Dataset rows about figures
|---|

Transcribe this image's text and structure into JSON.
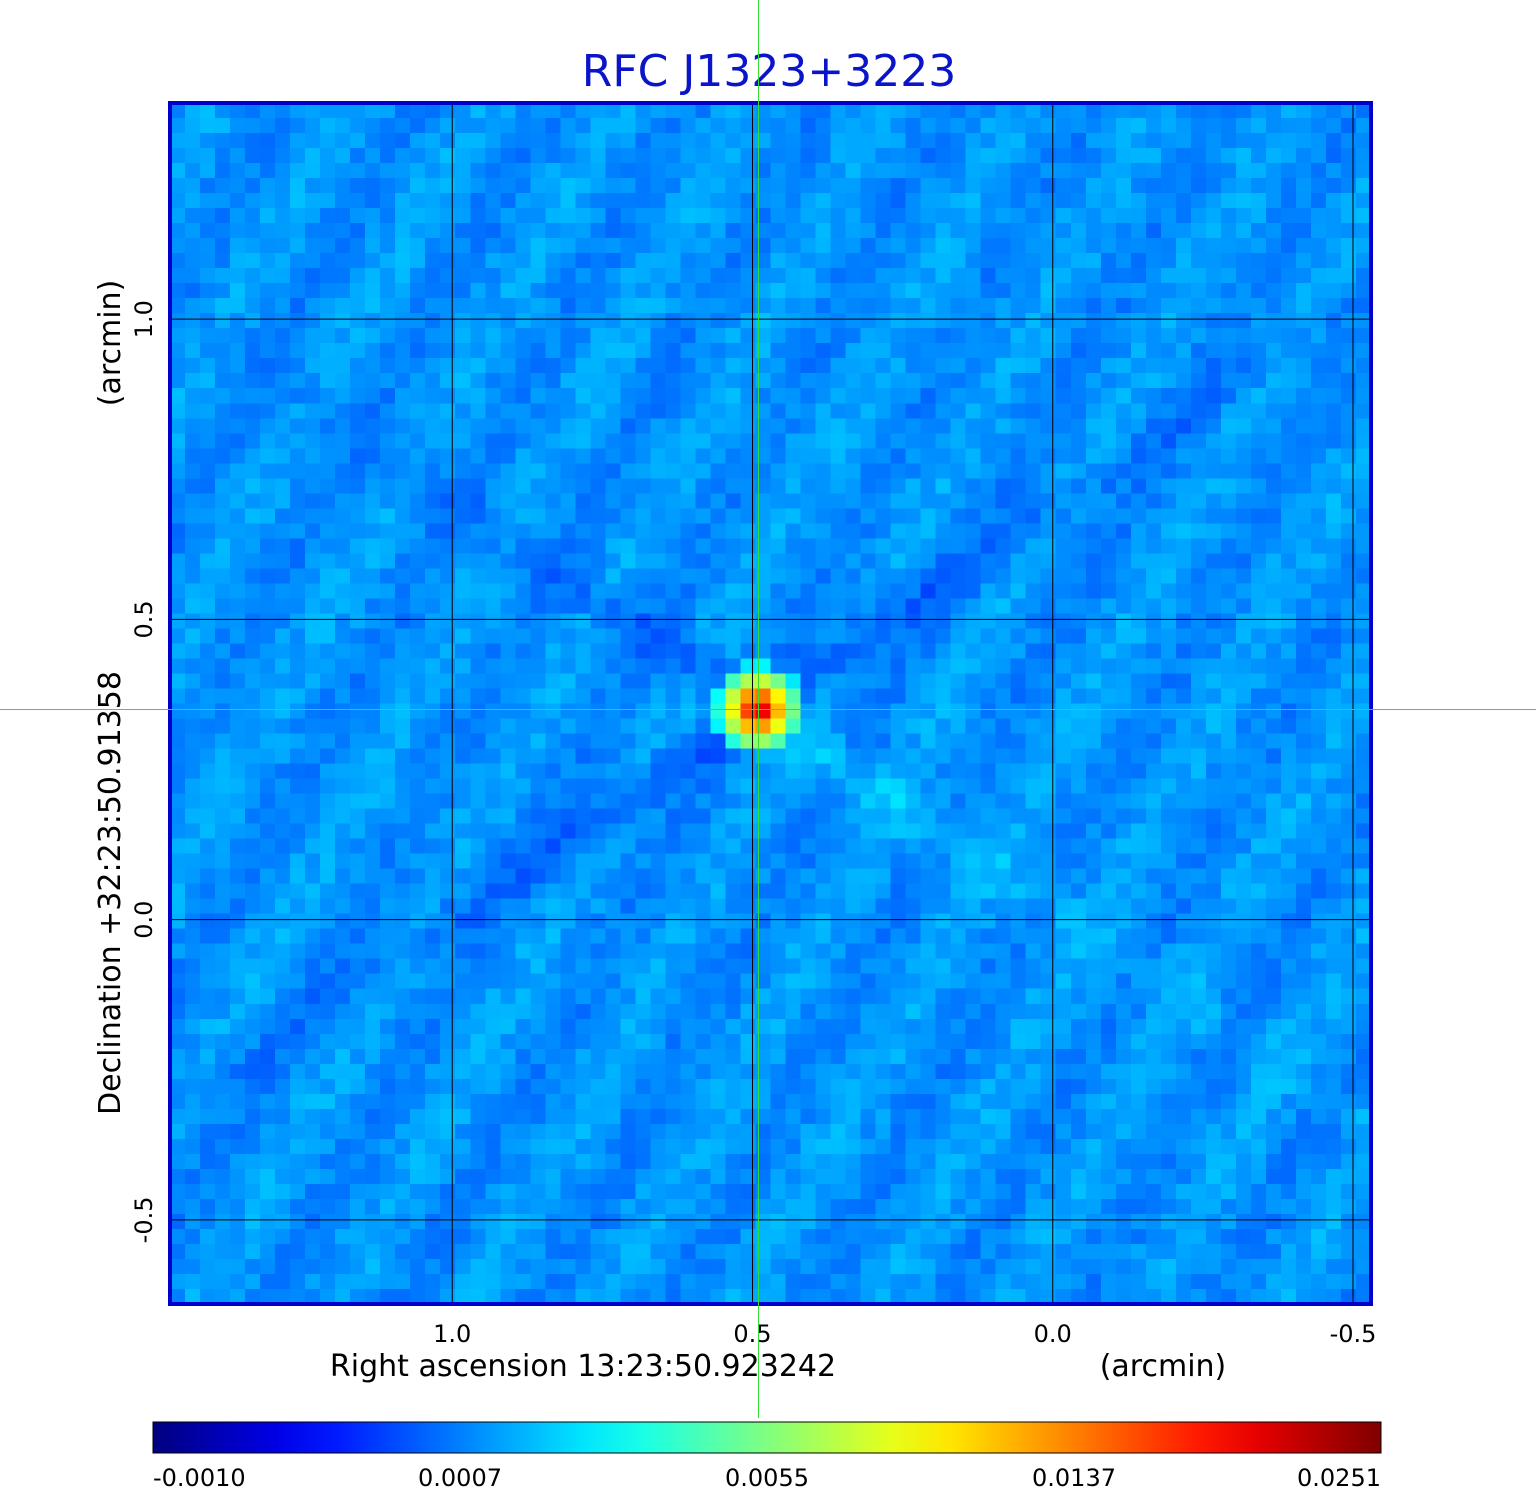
{
  "chart_data": {
    "type": "heatmap",
    "title": "RFC J1323+3223",
    "xlabel": "Right ascension  13:23:50.923242",
    "xunit": "(arcmin)",
    "ylabel": "Declination  +32:23:50.91358",
    "yunit": "(arcmin)",
    "x_ticks": [
      1.0,
      0.5,
      0.0,
      -0.5
    ],
    "x_tick_labels": [
      "1.0",
      "0.5",
      "0.0",
      "-0.5"
    ],
    "y_ticks": [
      1.0,
      0.5,
      0.0,
      -0.5
    ],
    "y_tick_labels": [
      "1.0",
      "0.5",
      "0.0",
      "-0.5"
    ],
    "xlim": [
      1.47,
      -0.53
    ],
    "ylim": [
      -0.64,
      1.36
    ],
    "grid": true,
    "crosshair": {
      "x": 0.49,
      "y": 0.35
    },
    "peak": {
      "x": 0.49,
      "y": 0.35,
      "value": 0.0251
    },
    "colorbar": {
      "colormap": "jet",
      "tick_labels": [
        "-0.0010",
        "0.0007",
        "0.0055",
        "0.0137",
        "0.0251"
      ]
    },
    "colors": {
      "title": "#0a14c8",
      "frame": "#0000cc",
      "grid": "#000000",
      "crosshair": "#33dd33"
    }
  }
}
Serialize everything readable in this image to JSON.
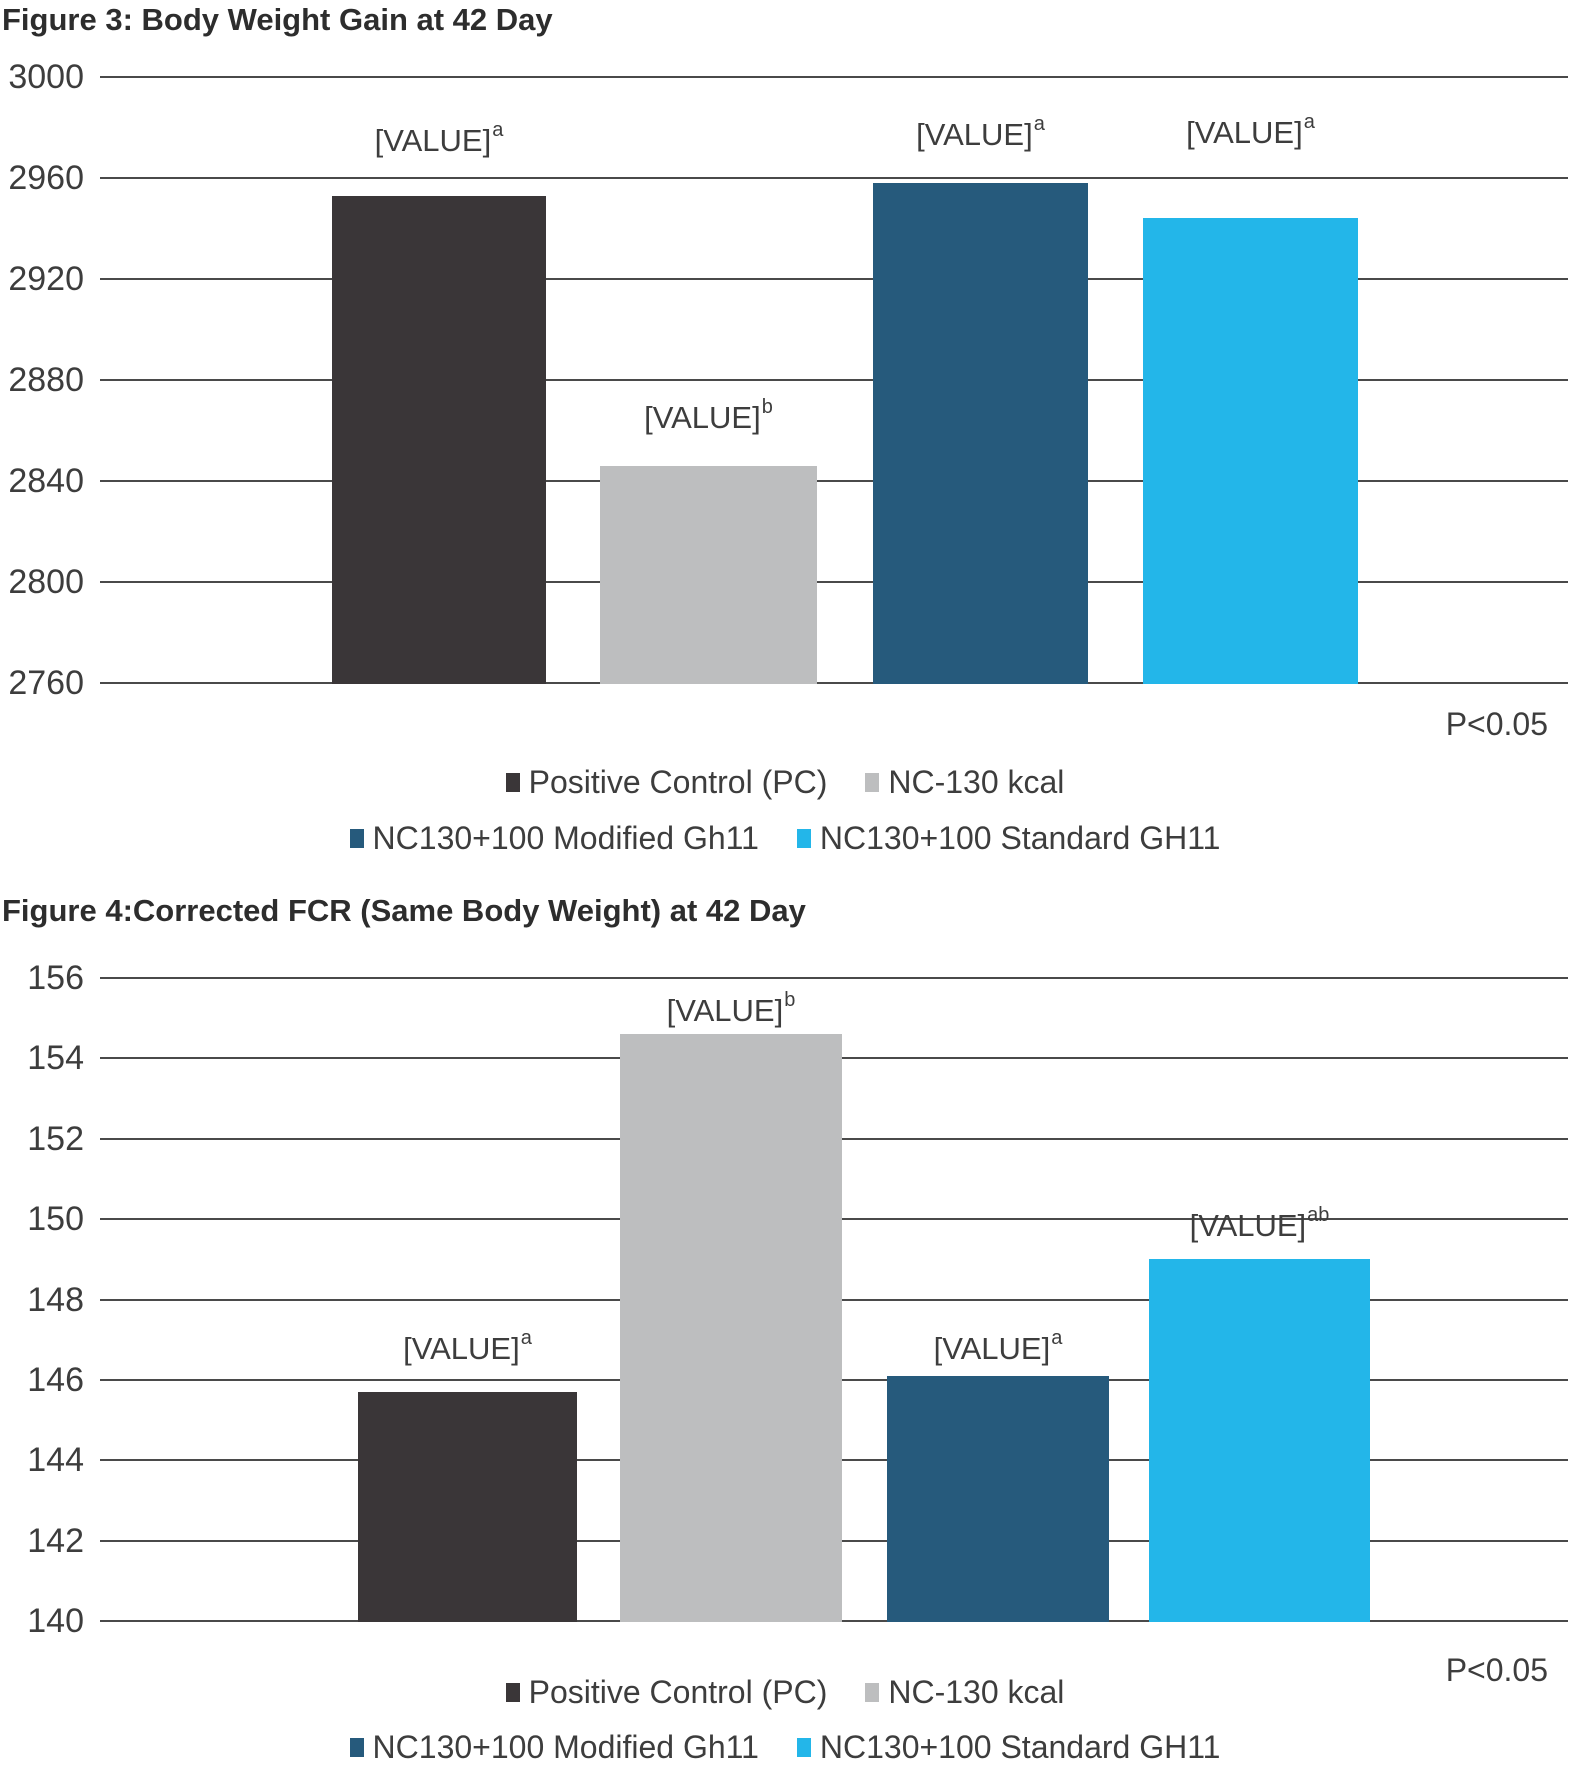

|---|

**What the exercise asks:**
Pictures in the data above should not be copied; transcribe everything else exactly.

**Task answer:**
Transcribe this image's text and structure into JSON.
{
  "chart_data": {
    "type": "heatmap",
    "title": "RFC J1323+3223",
    "xlabel": "Right ascension  13:23:50.923242",
    "xunit": "(arcmin)",
    "ylabel": "Declination  +32:23:50.91358",
    "yunit": "(arcmin)",
    "x_ticks": [
      1.0,
      0.5,
      0.0,
      -0.5
    ],
    "x_tick_labels": [
      "1.0",
      "0.5",
      "0.0",
      "-0.5"
    ],
    "y_ticks": [
      1.0,
      0.5,
      0.0,
      -0.5
    ],
    "y_tick_labels": [
      "1.0",
      "0.5",
      "0.0",
      "-0.5"
    ],
    "xlim": [
      1.47,
      -0.53
    ],
    "ylim": [
      -0.64,
      1.36
    ],
    "grid": true,
    "crosshair": {
      "x": 0.49,
      "y": 0.35
    },
    "peak": {
      "x": 0.49,
      "y": 0.35,
      "value": 0.0251
    },
    "colorbar": {
      "colormap": "jet",
      "tick_labels": [
        "-0.0010",
        "0.0007",
        "0.0055",
        "0.0137",
        "0.0251"
      ]
    },
    "colors": {
      "title": "#0a14c8",
      "frame": "#0000cc",
      "grid": "#000000",
      "crosshair": "#33dd33"
    }
  }
}
Serialize everything readable in this image to JSON.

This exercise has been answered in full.